## Given task
Copy out every line of the material below, character for character, with nothing changed or left out.

## Information provided
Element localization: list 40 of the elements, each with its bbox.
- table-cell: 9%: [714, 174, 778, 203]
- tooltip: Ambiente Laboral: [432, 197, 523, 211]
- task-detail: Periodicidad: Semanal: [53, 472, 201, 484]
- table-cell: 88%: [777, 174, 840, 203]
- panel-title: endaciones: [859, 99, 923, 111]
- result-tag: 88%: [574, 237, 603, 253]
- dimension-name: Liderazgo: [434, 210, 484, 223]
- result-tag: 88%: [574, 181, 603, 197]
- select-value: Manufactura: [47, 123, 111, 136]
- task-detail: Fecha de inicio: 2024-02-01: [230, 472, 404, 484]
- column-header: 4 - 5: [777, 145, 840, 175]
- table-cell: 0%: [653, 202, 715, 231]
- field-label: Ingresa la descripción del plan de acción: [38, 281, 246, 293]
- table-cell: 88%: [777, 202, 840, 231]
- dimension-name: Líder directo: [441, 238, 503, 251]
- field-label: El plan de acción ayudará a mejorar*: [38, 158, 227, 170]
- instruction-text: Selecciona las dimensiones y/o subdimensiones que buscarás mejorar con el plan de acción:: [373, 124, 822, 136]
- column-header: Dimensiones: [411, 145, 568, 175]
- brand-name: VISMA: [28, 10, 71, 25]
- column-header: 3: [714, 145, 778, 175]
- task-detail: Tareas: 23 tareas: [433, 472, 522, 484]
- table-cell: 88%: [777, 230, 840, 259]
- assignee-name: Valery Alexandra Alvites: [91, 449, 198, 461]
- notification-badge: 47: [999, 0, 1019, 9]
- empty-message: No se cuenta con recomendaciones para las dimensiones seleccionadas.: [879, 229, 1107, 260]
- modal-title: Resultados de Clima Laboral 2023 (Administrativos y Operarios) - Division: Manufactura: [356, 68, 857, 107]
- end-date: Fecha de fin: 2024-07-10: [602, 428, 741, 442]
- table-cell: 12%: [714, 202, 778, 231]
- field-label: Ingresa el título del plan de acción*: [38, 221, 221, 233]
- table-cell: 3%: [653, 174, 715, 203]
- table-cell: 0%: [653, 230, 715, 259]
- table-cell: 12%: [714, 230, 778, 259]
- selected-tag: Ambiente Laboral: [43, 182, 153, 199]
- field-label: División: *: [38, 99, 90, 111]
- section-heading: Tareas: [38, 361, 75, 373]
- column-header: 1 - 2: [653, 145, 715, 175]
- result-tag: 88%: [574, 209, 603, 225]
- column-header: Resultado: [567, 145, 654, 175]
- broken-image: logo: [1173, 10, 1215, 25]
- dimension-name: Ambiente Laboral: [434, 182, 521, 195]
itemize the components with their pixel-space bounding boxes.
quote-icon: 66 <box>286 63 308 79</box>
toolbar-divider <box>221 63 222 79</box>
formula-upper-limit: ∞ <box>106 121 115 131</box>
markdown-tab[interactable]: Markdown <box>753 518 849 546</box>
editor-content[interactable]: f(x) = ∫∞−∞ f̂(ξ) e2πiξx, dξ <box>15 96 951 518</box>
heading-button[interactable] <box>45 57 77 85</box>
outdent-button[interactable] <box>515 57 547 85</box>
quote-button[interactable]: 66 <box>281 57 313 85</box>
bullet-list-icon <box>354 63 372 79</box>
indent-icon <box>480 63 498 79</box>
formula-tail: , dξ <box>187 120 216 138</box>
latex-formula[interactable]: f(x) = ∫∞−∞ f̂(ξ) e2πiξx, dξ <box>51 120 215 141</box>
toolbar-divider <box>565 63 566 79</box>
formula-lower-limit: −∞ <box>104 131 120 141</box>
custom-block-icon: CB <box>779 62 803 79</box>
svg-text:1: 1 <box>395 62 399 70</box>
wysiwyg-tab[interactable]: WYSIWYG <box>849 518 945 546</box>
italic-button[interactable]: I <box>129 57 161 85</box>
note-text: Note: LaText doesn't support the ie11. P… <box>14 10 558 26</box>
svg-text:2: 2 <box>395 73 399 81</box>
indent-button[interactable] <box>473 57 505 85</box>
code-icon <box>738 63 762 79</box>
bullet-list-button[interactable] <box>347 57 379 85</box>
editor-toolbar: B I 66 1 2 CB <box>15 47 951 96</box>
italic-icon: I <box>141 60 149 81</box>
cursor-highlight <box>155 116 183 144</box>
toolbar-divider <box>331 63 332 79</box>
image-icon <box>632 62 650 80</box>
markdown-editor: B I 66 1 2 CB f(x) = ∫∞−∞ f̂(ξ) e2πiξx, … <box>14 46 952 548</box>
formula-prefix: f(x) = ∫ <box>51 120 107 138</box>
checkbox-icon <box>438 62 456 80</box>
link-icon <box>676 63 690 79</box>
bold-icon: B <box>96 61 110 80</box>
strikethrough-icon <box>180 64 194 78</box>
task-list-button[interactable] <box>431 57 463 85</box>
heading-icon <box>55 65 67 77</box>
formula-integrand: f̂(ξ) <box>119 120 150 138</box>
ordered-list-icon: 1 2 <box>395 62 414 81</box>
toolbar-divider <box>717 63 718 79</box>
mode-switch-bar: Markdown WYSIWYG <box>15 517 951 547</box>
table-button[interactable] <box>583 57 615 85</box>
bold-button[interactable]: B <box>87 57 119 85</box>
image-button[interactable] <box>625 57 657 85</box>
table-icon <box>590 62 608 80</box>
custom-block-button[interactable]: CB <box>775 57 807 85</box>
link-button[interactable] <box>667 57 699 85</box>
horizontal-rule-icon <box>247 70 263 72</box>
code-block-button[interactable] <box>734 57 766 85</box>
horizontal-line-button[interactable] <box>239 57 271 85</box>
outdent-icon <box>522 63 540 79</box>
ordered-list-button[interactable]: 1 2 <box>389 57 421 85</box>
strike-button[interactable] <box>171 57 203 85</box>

## Expected output
Element localization: list 40 of the elements, each with its bbox.
- table-cell: 9%: [714, 174, 778, 203]
- tooltip: Ambiente Laboral: [432, 197, 523, 211]
- task-detail: Periodicidad: Semanal: [53, 472, 201, 484]
- table-cell: 88%: [777, 174, 840, 203]
- panel-title: endaciones: [859, 99, 923, 111]
- result-tag: 88%: [574, 237, 603, 253]
- dimension-name: Liderazgo: [434, 210, 484, 223]
- result-tag: 88%: [574, 181, 603, 197]
- select-value: Manufactura: [47, 123, 111, 136]
- task-detail: Fecha de inicio: 2024-02-01: [230, 472, 404, 484]
- column-header: 4 - 5: [777, 145, 840, 175]
- table-cell: 0%: [653, 202, 715, 231]
- field-label: Ingresa la descripción del plan de acción: [38, 281, 246, 293]
- table-cell: 88%: [777, 202, 840, 231]
- dimension-name: Líder directo: [441, 238, 503, 251]
- field-label: El plan de acción ayudará a mejorar*: [38, 158, 227, 170]
- instruction-text: Selecciona las dimensiones y/o subdimensiones que buscarás mejorar con el plan de acción:: [373, 124, 822, 136]
- column-header: Dimensiones: [411, 145, 568, 175]
- brand-name: VISMA: [28, 10, 71, 25]
- column-header: 3: [714, 145, 778, 175]
- task-detail: Tareas: 23 tareas: [433, 472, 522, 484]
- table-cell: 88%: [777, 230, 840, 259]
- assignee-name: Valery Alexandra Alvites: [91, 449, 198, 461]
- notification-badge: 47: [999, 0, 1019, 9]
- empty-message: No se cuenta con recomendaciones para las dimensiones seleccionadas.: [879, 229, 1107, 260]
- modal-title: Resultados de Clima Laboral 2023 (Administrativos y Operarios) - Division: Manufactura: [356, 68, 857, 107]
- end-date: Fecha de fin: 2024-07-10: [602, 428, 741, 442]
- table-cell: 12%: [714, 202, 778, 231]
- field-label: Ingresa el título del plan de acción*: [38, 221, 221, 233]
- table-cell: 3%: [653, 174, 715, 203]
- table-cell: 0%: [653, 230, 715, 259]
- table-cell: 12%: [714, 230, 778, 259]
- selected-tag: Ambiente Laboral: [43, 182, 153, 199]
- field-label: División: *: [38, 99, 90, 111]
- section-heading: Tareas: [38, 361, 75, 373]
- column-header: 1 - 2: [653, 145, 715, 175]
- result-tag: 88%: [574, 209, 603, 225]
- column-header: Resultado: [567, 145, 654, 175]
- broken-image: logo: [1173, 10, 1215, 25]
- dimension-name: Ambiente Laboral: [434, 182, 521, 195]
itemize the components with their pixel-space bounding boxes.
quote-icon: 66 <box>286 63 308 79</box>
toolbar-divider <box>221 63 222 79</box>
formula-upper-limit: ∞ <box>106 121 115 131</box>
markdown-tab[interactable]: Markdown <box>753 518 849 546</box>
editor-content[interactable]: f(x) = ∫∞−∞ f̂(ξ) e2πiξx, dξ <box>15 96 951 518</box>
heading-button[interactable] <box>45 57 77 85</box>
outdent-button[interactable] <box>515 57 547 85</box>
quote-button[interactable]: 66 <box>281 57 313 85</box>
bullet-list-icon <box>354 63 372 79</box>
indent-icon <box>480 63 498 79</box>
formula-tail: , dξ <box>187 120 216 138</box>
latex-formula[interactable]: f(x) = ∫∞−∞ f̂(ξ) e2πiξx, dξ <box>51 120 215 141</box>
toolbar-divider <box>565 63 566 79</box>
formula-lower-limit: −∞ <box>104 131 120 141</box>
custom-block-icon: CB <box>779 62 803 79</box>
svg-text:1: 1 <box>395 62 399 70</box>
wysiwyg-tab[interactable]: WYSIWYG <box>849 518 945 546</box>
italic-button[interactable]: I <box>129 57 161 85</box>
note-text: Note: LaText doesn't support the ie11. P… <box>14 10 558 26</box>
svg-text:2: 2 <box>395 73 399 81</box>
indent-button[interactable] <box>473 57 505 85</box>
code-icon <box>738 63 762 79</box>
bullet-list-button[interactable] <box>347 57 379 85</box>
editor-toolbar: B I 66 1 2 CB <box>15 47 951 96</box>
italic-icon: I <box>141 60 149 81</box>
cursor-highlight <box>155 116 183 144</box>
toolbar-divider <box>331 63 332 79</box>
image-icon <box>632 62 650 80</box>
markdown-editor: B I 66 1 2 CB f(x) = ∫∞−∞ f̂(ξ) e2πiξx, … <box>14 46 952 548</box>
formula-prefix: f(x) = ∫ <box>51 120 107 138</box>
checkbox-icon <box>438 62 456 80</box>
link-icon <box>676 63 690 79</box>
bold-icon: B <box>96 61 110 80</box>
strikethrough-icon <box>180 64 194 78</box>
task-list-button[interactable] <box>431 57 463 85</box>
heading-icon <box>55 65 67 77</box>
formula-integrand: f̂(ξ) <box>119 120 150 138</box>
ordered-list-icon: 1 2 <box>395 62 414 81</box>
toolbar-divider <box>717 63 718 79</box>
mode-switch-bar: Markdown WYSIWYG <box>15 517 951 547</box>
table-button[interactable] <box>583 57 615 85</box>
bold-button[interactable]: B <box>87 57 119 85</box>
image-button[interactable] <box>625 57 657 85</box>
table-icon <box>590 62 608 80</box>
custom-block-button[interactable]: CB <box>775 57 807 85</box>
link-button[interactable] <box>667 57 699 85</box>
horizontal-rule-icon <box>247 70 263 72</box>
code-block-button[interactable] <box>734 57 766 85</box>
horizontal-line-button[interactable] <box>239 57 271 85</box>
outdent-icon <box>522 63 540 79</box>
ordered-list-button[interactable]: 1 2 <box>389 57 421 85</box>
strike-button[interactable] <box>171 57 203 85</box>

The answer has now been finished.